* _What is being asked_:
Without the pictures, print each of the records below exactly as it appears.

* _Given data_:
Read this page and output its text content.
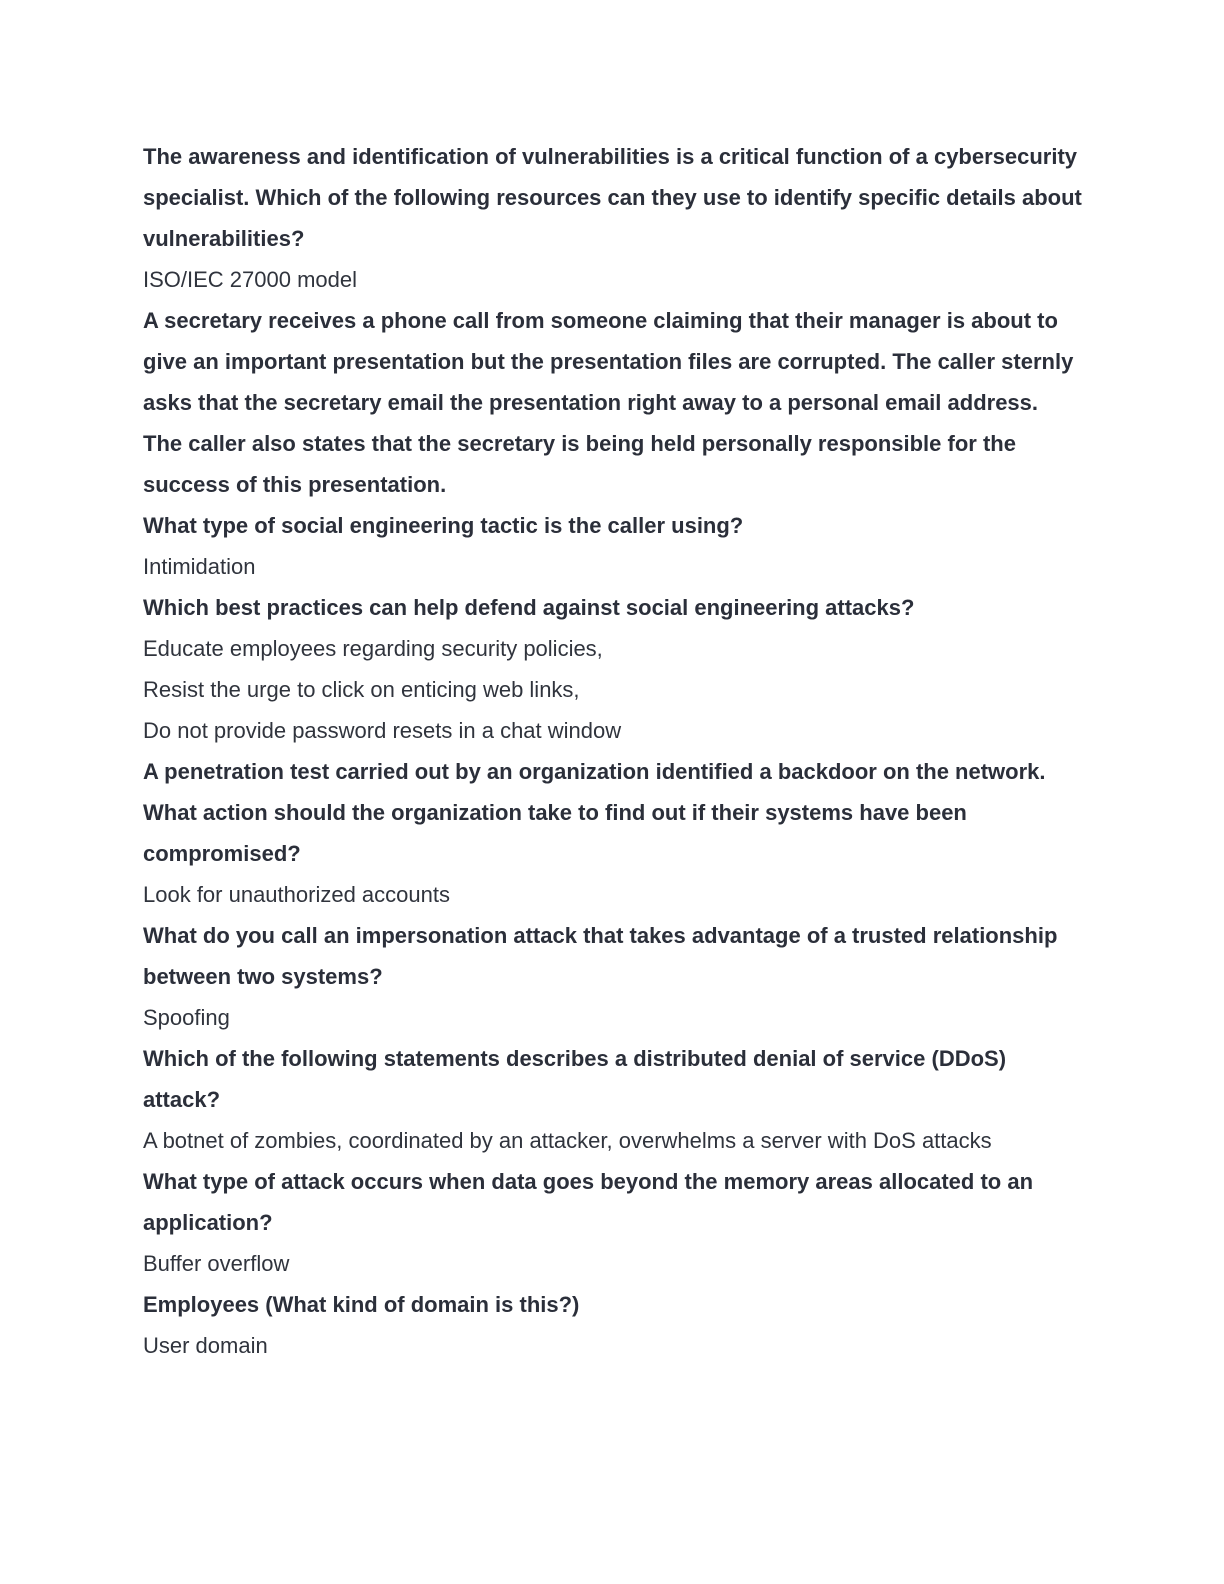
The awareness and identification of vulnerabilities is a critical function of a cybersecurity specialist. Which of the following resources can they use to identify specific details about vulnerabilities?

ISO/IEC 27000 model

A secretary receives a phone call from someone claiming that their manager is about to give an important presentation but the presentation files are corrupted. The caller sternly asks that the secretary email the presentation right away to a personal email address. The caller also states that the secretary is being held personally responsible for the success of this presentation.

What type of social engineering tactic is the caller using?

Intimidation

Which best practices can help defend against social engineering attacks?

Educate employees regarding security policies,
Resist the urge to click on enticing web links,
Do not provide password resets in a chat window

A penetration test carried out by an organization identified a backdoor on the network. What action should the organization take to find out if their systems have been compromised?

Look for unauthorized accounts

What do you call an impersonation attack that takes advantage of a trusted relationship between two systems?

Spoofing

Which of the following statements describes a distributed denial of service (DDoS) attack?

A botnet of zombies, coordinated by an attacker, overwhelms a server with DoS attacks

What type of attack occurs when data goes beyond the memory areas allocated to an application?

Buffer overflow

Employees (What kind of domain is this?)

User domain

* _Solved problem_:
Read this page and output its text content.
The awareness and identification of vulnerabilities is a critical function of a cybersecurity specialist. Which of the following resources can they use to identify specific details about vulnerabilities?

ISO/IEC 27000 model

A secretary receives a phone call from someone claiming that their manager is about to give an important presentation but the presentation files are corrupted. The caller sternly asks that the secretary email the presentation right away to a personal email address. The caller also states that the secretary is being held personally responsible for the success of this presentation.

What type of social engineering tactic is the caller using?

Intimidation

Which best practices can help defend against social engineering attacks?

Educate employees regarding security policies,
Resist the urge to click on enticing web links,
Do not provide password resets in a chat window

A penetration test carried out by an organization identified a backdoor on the network. What action should the organization take to find out if their systems have been compromised?

Look for unauthorized accounts

What do you call an impersonation attack that takes advantage of a trusted relationship between two systems?

Spoofing

Which of the following statements describes a distributed denial of service (DDoS) attack?

A botnet of zombies, coordinated by an attacker, overwhelms a server with DoS attacks

What type of attack occurs when data goes beyond the memory areas allocated to an application?

Buffer overflow

Employees (What kind of domain is this?)

User domain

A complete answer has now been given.